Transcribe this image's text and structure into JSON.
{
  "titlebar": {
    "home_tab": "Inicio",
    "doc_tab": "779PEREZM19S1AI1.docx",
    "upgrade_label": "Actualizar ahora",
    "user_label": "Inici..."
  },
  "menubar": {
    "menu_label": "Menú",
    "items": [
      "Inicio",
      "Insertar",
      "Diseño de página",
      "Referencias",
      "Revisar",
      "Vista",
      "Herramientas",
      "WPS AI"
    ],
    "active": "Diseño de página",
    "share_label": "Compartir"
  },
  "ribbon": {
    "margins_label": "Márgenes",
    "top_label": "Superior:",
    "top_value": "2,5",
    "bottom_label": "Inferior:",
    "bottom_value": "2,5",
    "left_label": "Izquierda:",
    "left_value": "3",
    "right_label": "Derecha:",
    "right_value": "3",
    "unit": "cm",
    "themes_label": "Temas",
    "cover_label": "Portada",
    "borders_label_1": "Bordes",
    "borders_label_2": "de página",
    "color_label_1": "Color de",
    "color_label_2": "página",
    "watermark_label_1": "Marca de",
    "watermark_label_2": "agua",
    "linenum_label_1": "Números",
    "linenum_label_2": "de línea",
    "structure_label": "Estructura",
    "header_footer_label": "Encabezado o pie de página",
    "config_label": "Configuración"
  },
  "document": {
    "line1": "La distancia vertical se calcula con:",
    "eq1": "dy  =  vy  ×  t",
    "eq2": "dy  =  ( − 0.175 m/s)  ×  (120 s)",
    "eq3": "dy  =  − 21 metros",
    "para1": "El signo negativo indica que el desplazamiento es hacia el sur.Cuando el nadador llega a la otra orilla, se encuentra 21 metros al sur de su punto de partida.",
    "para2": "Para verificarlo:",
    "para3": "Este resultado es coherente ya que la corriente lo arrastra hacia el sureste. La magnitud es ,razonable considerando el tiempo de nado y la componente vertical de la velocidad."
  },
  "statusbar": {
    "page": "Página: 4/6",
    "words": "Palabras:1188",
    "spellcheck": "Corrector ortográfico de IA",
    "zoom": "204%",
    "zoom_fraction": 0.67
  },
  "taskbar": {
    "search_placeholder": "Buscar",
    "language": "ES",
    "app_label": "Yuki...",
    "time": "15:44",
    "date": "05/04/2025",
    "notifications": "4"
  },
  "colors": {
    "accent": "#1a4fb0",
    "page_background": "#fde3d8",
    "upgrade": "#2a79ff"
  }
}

▸ Task requirements
From the data above, give the number of lines that hold "Diseño", without anything else.

▸ Response area
2